• **Written task**
Report how many lines contain the word "大写英镑"; answer with the number only.

══════════════════════════════

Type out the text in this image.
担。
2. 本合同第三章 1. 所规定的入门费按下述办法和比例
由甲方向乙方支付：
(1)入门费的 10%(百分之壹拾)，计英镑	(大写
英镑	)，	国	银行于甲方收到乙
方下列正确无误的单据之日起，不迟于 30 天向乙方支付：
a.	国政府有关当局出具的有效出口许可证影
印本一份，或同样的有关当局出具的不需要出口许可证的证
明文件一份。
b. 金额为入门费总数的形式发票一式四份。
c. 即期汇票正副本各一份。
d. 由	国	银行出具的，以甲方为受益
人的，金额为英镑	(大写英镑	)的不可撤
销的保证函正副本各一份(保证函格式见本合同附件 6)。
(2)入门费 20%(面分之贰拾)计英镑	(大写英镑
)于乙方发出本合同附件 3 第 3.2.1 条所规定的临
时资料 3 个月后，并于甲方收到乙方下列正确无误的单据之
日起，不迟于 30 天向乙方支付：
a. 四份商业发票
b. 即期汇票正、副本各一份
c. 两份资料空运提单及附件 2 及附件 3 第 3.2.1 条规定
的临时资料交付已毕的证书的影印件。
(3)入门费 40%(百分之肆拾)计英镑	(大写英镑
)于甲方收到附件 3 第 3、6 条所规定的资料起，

══════════════════════════════

• **Response below**
3